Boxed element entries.
§ §

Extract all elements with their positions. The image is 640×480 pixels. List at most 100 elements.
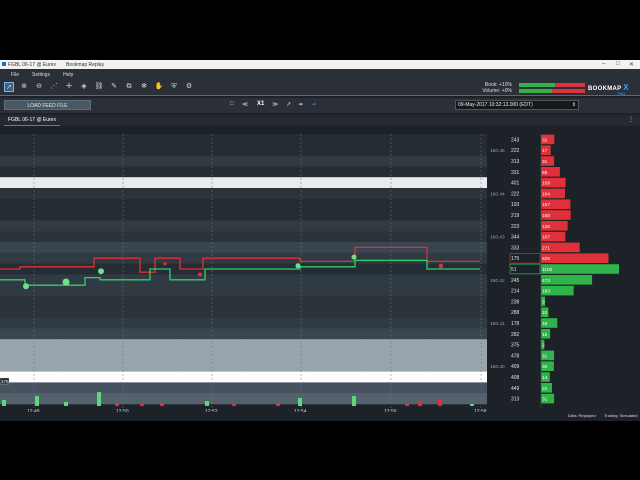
heatmap-cell bbox=[182, 188, 244, 200]
sliders-icon[interactable]: ⚙ bbox=[184, 82, 194, 92]
load-feed-button[interactable]: LOAD FEED FILE bbox=[4, 100, 91, 110]
cqc-value: 473 bbox=[542, 278, 550, 284]
heatmap-cell bbox=[243, 177, 305, 189]
heatmap-cell bbox=[60, 285, 123, 297]
volume-bar bbox=[64, 402, 68, 406]
heatmap-chart[interactable]: 12:4812:5012:5212:5412:5612:58375COBCQC1… bbox=[0, 134, 640, 420]
heatmap-cell bbox=[121, 231, 184, 243]
heatmap-cell bbox=[243, 242, 305, 254]
zoom-in-icon[interactable]: ⊕ bbox=[19, 82, 29, 92]
heatmap-cell bbox=[121, 371, 184, 383]
jump-icon[interactable]: ↗ bbox=[286, 101, 291, 108]
book-size: 478 bbox=[511, 353, 520, 359]
heatmap-cell bbox=[182, 296, 244, 308]
heatmap-cell bbox=[121, 382, 184, 394]
book-size: 449 bbox=[511, 386, 520, 392]
trade-bubble bbox=[98, 268, 104, 275]
heatmap-cell bbox=[426, 188, 488, 200]
pointer-icon[interactable]: ➚ bbox=[4, 82, 14, 92]
heatmap-cell bbox=[243, 328, 305, 340]
shield-icon[interactable]: ⛨ bbox=[169, 82, 179, 92]
cqc-value: 14 bbox=[542, 375, 548, 381]
more-icon[interactable]: ⋮ bbox=[628, 116, 634, 123]
volume-bar bbox=[438, 400, 442, 406]
heatmap-cell bbox=[0, 144, 62, 156]
speed-label[interactable]: X1 bbox=[257, 101, 264, 107]
book-size: 333 bbox=[511, 245, 520, 251]
heatmap-cell bbox=[60, 350, 123, 362]
cqc-value: 1102 bbox=[542, 267, 553, 273]
snowflake-icon[interactable]: ✻ bbox=[139, 82, 149, 92]
step-icon[interactable]: ↠ bbox=[298, 101, 303, 108]
volume-bar bbox=[140, 404, 144, 406]
volume-bar bbox=[470, 404, 474, 406]
stop-icon[interactable]: □ bbox=[230, 101, 234, 107]
tab-fgbl[interactable]: FGBL 06-17 @ Eurex bbox=[4, 115, 60, 126]
app-icon bbox=[2, 62, 6, 66]
heatmap-cell bbox=[304, 393, 366, 405]
heatmap-cell bbox=[365, 209, 427, 221]
cqc-value: 48 bbox=[542, 321, 548, 327]
fill-icon[interactable]: ◈ bbox=[79, 82, 89, 92]
heatmap-cell bbox=[304, 155, 366, 167]
book-size: 245 bbox=[511, 278, 520, 284]
crosshair-icon[interactable]: ✛ bbox=[64, 82, 74, 92]
replay-navbar: LOAD FEED FILE □ ≪ X1 ≫ ↗ ↠ ⊸ 09-May-201… bbox=[0, 98, 640, 113]
heatmap-cell bbox=[365, 382, 427, 394]
heatmap-cell bbox=[60, 393, 123, 405]
menu-help[interactable]: Help bbox=[63, 72, 73, 78]
left-marker-label: 375 bbox=[1, 379, 9, 384]
heatmap-cell bbox=[304, 188, 366, 200]
cqc-value: 17 bbox=[542, 148, 548, 154]
key-icon[interactable]: ⊸ bbox=[311, 101, 316, 108]
heatmap-cell bbox=[182, 198, 244, 210]
heatmap-cell bbox=[365, 155, 427, 167]
heatmap-cell bbox=[426, 134, 488, 146]
heatmap-cell bbox=[121, 393, 184, 405]
menu-file[interactable]: File bbox=[11, 72, 19, 78]
book-size: 175 bbox=[511, 256, 520, 262]
cqc-value: 107 bbox=[542, 235, 550, 241]
minimize-button[interactable]: – bbox=[602, 61, 605, 67]
title-bar: FGBL 06-17 @ Eurex Bookmap Replay – □ ✕ bbox=[0, 60, 640, 69]
cqc-value: 160 bbox=[542, 213, 550, 219]
datetime-select[interactable]: 09-May-2017 10:32:13.000 (EDT) ⇕ bbox=[455, 100, 579, 110]
heatmap-cell bbox=[426, 231, 488, 243]
heatmap-cell bbox=[182, 209, 244, 221]
heatmap-cell bbox=[426, 252, 488, 264]
heatmap-cell bbox=[243, 371, 305, 383]
heatmap-cell bbox=[60, 317, 123, 329]
heatmap-cell bbox=[0, 360, 62, 372]
heatmap-cell bbox=[365, 317, 427, 329]
heatmap-cell bbox=[243, 393, 305, 405]
heatmap-cell bbox=[426, 350, 488, 362]
heatmap-cell bbox=[426, 220, 488, 232]
hand-icon[interactable]: ✋ bbox=[154, 82, 164, 92]
rewind-icon[interactable]: ≪ bbox=[242, 101, 248, 108]
share-icon[interactable]: ⋰ bbox=[49, 82, 59, 92]
heatmap-cell bbox=[60, 306, 123, 318]
link-icon[interactable]: ⛓ bbox=[94, 82, 104, 92]
menu-settings[interactable]: Settings bbox=[32, 72, 50, 78]
pencil-icon[interactable]: ✎ bbox=[109, 82, 119, 92]
heatmap-cell bbox=[121, 285, 184, 297]
close-button[interactable]: ✕ bbox=[629, 61, 634, 68]
heatmap-cell bbox=[365, 252, 427, 264]
heatmap-cell bbox=[60, 134, 123, 146]
heatmap-cell bbox=[60, 263, 123, 275]
heatmap-cell bbox=[365, 296, 427, 308]
price-label: 160.42 bbox=[490, 278, 505, 284]
zoom-out-icon[interactable]: ⊖ bbox=[34, 82, 44, 92]
book-size: 238 bbox=[511, 299, 520, 305]
cqc-value: 31 bbox=[542, 397, 548, 403]
heatmap-cell bbox=[426, 317, 488, 329]
cqc-value: 193 bbox=[542, 289, 550, 295]
heatmap-cell bbox=[60, 242, 123, 254]
volume-value: +0% bbox=[501, 88, 512, 94]
fast-forward-icon[interactable]: ≫ bbox=[272, 101, 278, 108]
heatmap-cell bbox=[0, 177, 62, 189]
maximize-button[interactable]: □ bbox=[616, 61, 620, 67]
price-label: 160.40 bbox=[490, 364, 505, 370]
layers-icon[interactable]: ⧉ bbox=[124, 82, 134, 92]
book-size: 223 bbox=[511, 224, 520, 230]
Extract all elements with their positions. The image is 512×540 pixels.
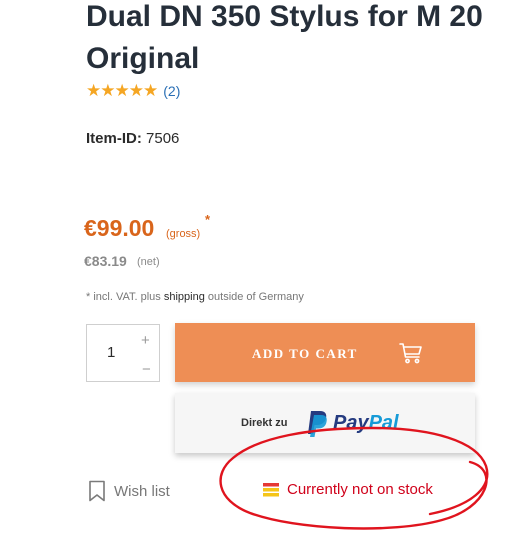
item-id-value: 7506 — [146, 130, 180, 147]
quantity-stepper[interactable]: 1 + − — [86, 324, 160, 382]
add-to-cart-button[interactable]: ADD TO CART — [175, 323, 475, 382]
product-title: Dual DN 350 Stylus for M 20 Original — [86, 0, 512, 80]
bookmark-icon — [89, 480, 105, 502]
vat-note-prefix: * incl. VAT. plus — [86, 291, 161, 303]
item-id: Item-ID: 7506 — [86, 130, 179, 147]
annotation-circle — [219, 426, 489, 530]
stock-status-icon — [263, 482, 279, 496]
rating-count-link[interactable]: (2) — [163, 83, 180, 99]
paypal-brand-pal: Pal — [368, 412, 399, 434]
shipping-link[interactable]: shipping — [164, 291, 205, 303]
wishlist-link[interactable]: Wish list — [88, 480, 170, 502]
quantity-increase-button[interactable]: + — [141, 333, 150, 348]
star-icon: ★ — [86, 81, 101, 100]
quantity-input[interactable]: 1 — [107, 344, 115, 361]
paypal-button[interactable]: Direkt zu PayPal — [175, 393, 475, 453]
gross-price: €99.00 — [84, 215, 155, 241]
paypal-logo-icon — [308, 411, 327, 437]
stock-status-label: Currently not on stock — [287, 481, 433, 498]
star-icon: ★ — [114, 81, 130, 100]
vat-note-suffix: outside of Germany — [207, 291, 304, 303]
gross-tag: (gross) — [166, 228, 201, 240]
product-title-line-2: Original — [86, 42, 200, 75]
item-id-label: Item-ID: — [86, 130, 142, 147]
vat-note: * incl. VAT. plus shipping outside of Ge… — [86, 291, 304, 303]
quantity-decrease-button[interactable]: − — [142, 362, 151, 377]
footnote-marker: * — [205, 212, 211, 227]
paypal-brand-pay: Pay — [333, 412, 369, 434]
star-icon: ★ — [100, 81, 115, 100]
paypal-prefix: Direkt zu — [241, 417, 288, 429]
star-icon: ★ — [128, 81, 144, 100]
product-title-line-1: Dual DN 350 Stylus for M 20 — [86, 0, 483, 33]
star-icon: ★ — [143, 81, 158, 100]
net-price: €83.19 — [84, 253, 127, 269]
net-tag: (net) — [137, 256, 160, 268]
add-to-cart-label: ADD TO CART — [252, 346, 358, 361]
wishlist-label: Wish list — [114, 482, 170, 500]
paypal-wordmark: PayPal — [333, 412, 399, 435]
cart-icon — [399, 343, 422, 364]
product-rating[interactable]: ★ ★ ★ ★ ★ (2) — [86, 82, 180, 100]
stock-status: Currently not on stock — [263, 481, 433, 498]
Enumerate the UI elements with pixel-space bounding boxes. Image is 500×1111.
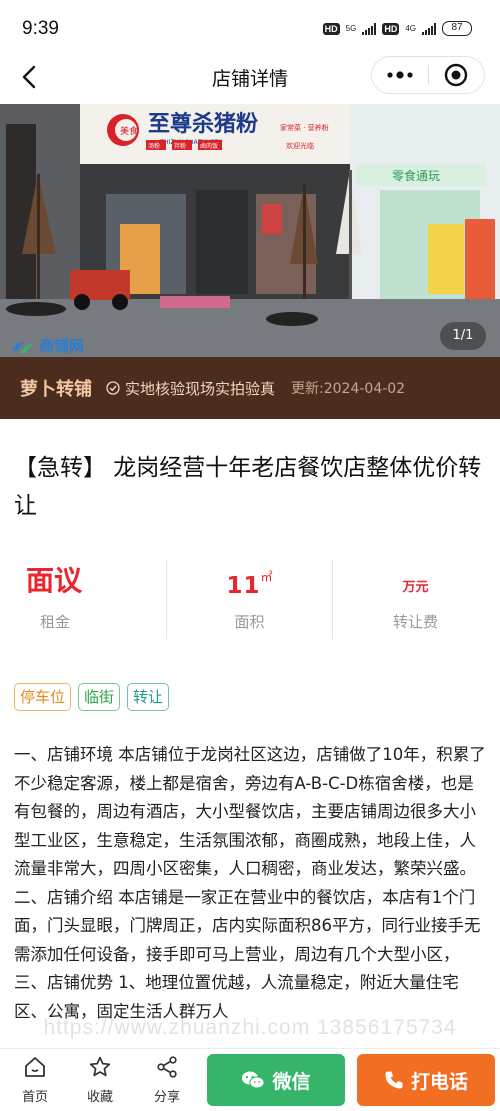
close-miniprogram-button[interactable] — [429, 57, 485, 93]
hd-badge-2: HD — [382, 22, 400, 35]
check-circle-icon — [106, 381, 120, 395]
phone-icon — [385, 1071, 403, 1089]
storefront-illustration: 美食 至尊杀猪粉 ZHIZUN SHAZHUPEN 汤粉 拌粉 卤肉饭 家常菜 … — [0, 104, 500, 357]
stat-transfer-fee: 万元 转让费 — [332, 559, 498, 639]
home-icon — [25, 1057, 45, 1077]
call-button-label: 打电话 — [410, 1070, 468, 1093]
tag-transfer: 转让 — [127, 683, 170, 711]
rent-value: 面议 — [26, 564, 83, 597]
tab-favorite[interactable]: 收藏 — [75, 1055, 125, 1105]
signal-icon — [362, 22, 377, 35]
watermark-text: 商铺网 — [39, 337, 85, 355]
verification-badge: 实地核验现场实拍验真 — [106, 378, 275, 399]
sign-tag-3: 卤肉饭 — [200, 142, 218, 150]
area-label: 面积 — [234, 613, 265, 631]
bottom-action-bar: 首页 收藏 分享 微信 打电话 — [0, 1049, 500, 1111]
verification-text: 实地核验现场实拍验真 — [125, 379, 276, 398]
listing-description: 一、店铺环境 本店铺位于龙岗社区这边，店铺做了10年，积累了不少稳定客源，楼上都… — [14, 745, 486, 1021]
feature-tags: 停车位 临街 转让 — [14, 683, 170, 711]
status-indicators: HD 5G HD 4G 87 — [322, 21, 472, 36]
listing-title: 【急转】 龙岗经营十年老店餐饮店整体优价转让 — [14, 455, 482, 519]
source-strip: 萝卜转铺 实地核验现场实拍验真 更新:2024-04-02 — [0, 357, 500, 419]
tab-share[interactable]: 分享 — [142, 1055, 192, 1105]
signal-icon-2 — [422, 22, 436, 35]
area-value: 11 — [226, 573, 261, 599]
nav-bar: 店铺详情 — [0, 50, 500, 104]
tab-home[interactable]: 首页 — [10, 1055, 60, 1105]
sign-tag-1: 汤粉 — [148, 142, 160, 150]
photo-counter: 1/1 — [440, 322, 486, 350]
tab-home-label: 首页 — [21, 1090, 48, 1105]
wechat-button-label: 微信 — [272, 1070, 311, 1093]
sign-side-text-2: 欢迎光临 — [286, 141, 314, 150]
sign-main-text: 至尊杀猪粉 — [148, 111, 258, 137]
target-circle-icon — [445, 63, 468, 87]
stat-area: 11 ㎡ 面积 — [166, 559, 332, 639]
battery-icon: 87 — [442, 21, 472, 36]
tab-share-label: 分享 — [153, 1090, 180, 1105]
more-dots-icon — [387, 71, 413, 79]
rent-label: 租金 — [40, 613, 71, 631]
tab-favorite-label: 收藏 — [86, 1090, 113, 1105]
fee-value: 万元 — [402, 580, 429, 595]
tag-street-facing: 临街 — [78, 683, 121, 711]
fee-label: 转让费 — [392, 613, 438, 631]
sign-side-text: 家常菜 · 营养粉 — [280, 123, 329, 132]
network-type-4g: 4G — [405, 23, 416, 33]
wechat-button[interactable]: 微信 — [207, 1054, 345, 1106]
wechat-icon — [242, 1071, 265, 1089]
call-button[interactable]: 打电话 — [357, 1054, 495, 1106]
update-date: 更新:2024-04-02 — [291, 381, 406, 397]
star-icon — [89, 1056, 111, 1077]
area-unit: ㎡ — [260, 570, 273, 584]
shop-network-logo-icon — [12, 341, 34, 353]
network-type-5g: 5G — [345, 23, 357, 33]
hd-badge: HD — [322, 22, 340, 35]
shop-photo[interactable]: 美食 至尊杀猪粉 ZHIZUN SHAZHUPEN 汤粉 拌粉 卤肉饭 家常菜 … — [0, 104, 500, 357]
status-time: 9:39 — [22, 18, 59, 39]
sign-logo-text: 美食 — [120, 125, 138, 137]
tag-parking: 停车位 — [14, 683, 72, 711]
sign-tag-2: 拌粉 — [174, 142, 186, 150]
right-shop-sign: 零食通玩 — [392, 168, 440, 183]
stat-rent: 面议 租金 — [0, 559, 166, 639]
mini-program-capsule — [371, 56, 485, 94]
photo-watermark: 商铺网 — [10, 335, 84, 356]
share-icon — [157, 1056, 177, 1078]
status-bar: 9:39 HD 5G HD 4G 87 — [0, 0, 500, 50]
source-brand: 萝卜转铺 — [20, 379, 92, 400]
stats-row: 面议 租金 11 ㎡ 面积 万元 转让费 — [0, 559, 500, 639]
more-button[interactable] — [372, 57, 428, 93]
listing-card: 【急转】 龙岗经营十年老店餐饮店整体优价转让 面议 租金 11 ㎡ 面积 万元 … — [0, 419, 500, 1059]
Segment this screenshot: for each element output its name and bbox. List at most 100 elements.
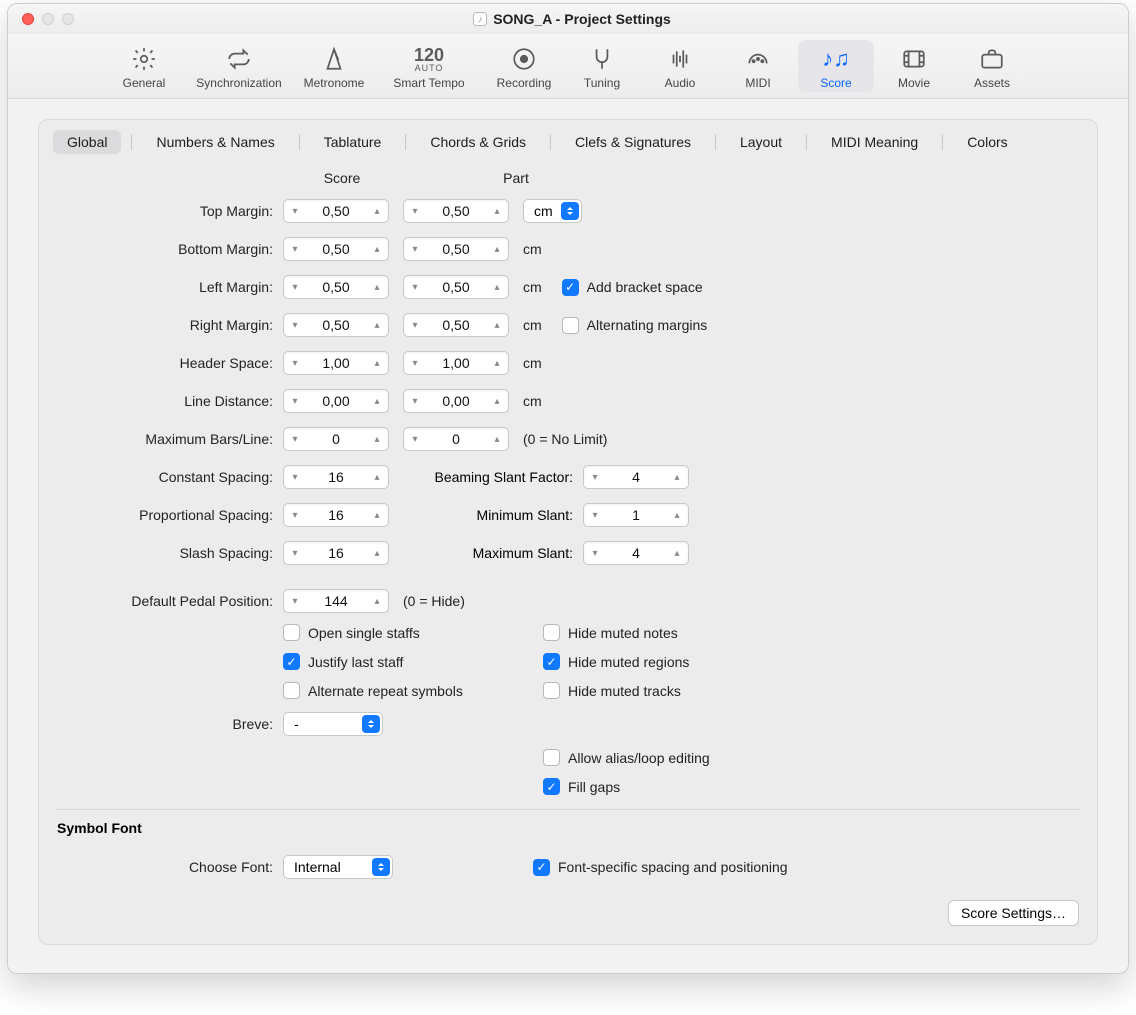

§ §

Repeat the lines from the one with "close-miniprogram-button[interactable] — [429, 57, 485, 93]" to the one with "home-icon — [25, 1057, 45, 1077]", including both.

FINAL RESULT.
close-miniprogram-button[interactable] — [429, 57, 485, 93]
hd-badge-2: HD — [382, 22, 400, 35]
check-circle-icon — [106, 381, 120, 395]
phone-icon — [385, 1071, 403, 1089]
storefront-illustration: 美食 至尊杀猪粉 ZHIZUN SHAZHUPEN 汤粉 拌粉 卤肉饭 家常菜 … — [0, 104, 500, 357]
stat-transfer-fee: 万元 转让费 — [332, 559, 498, 639]
home-icon — [25, 1057, 45, 1077]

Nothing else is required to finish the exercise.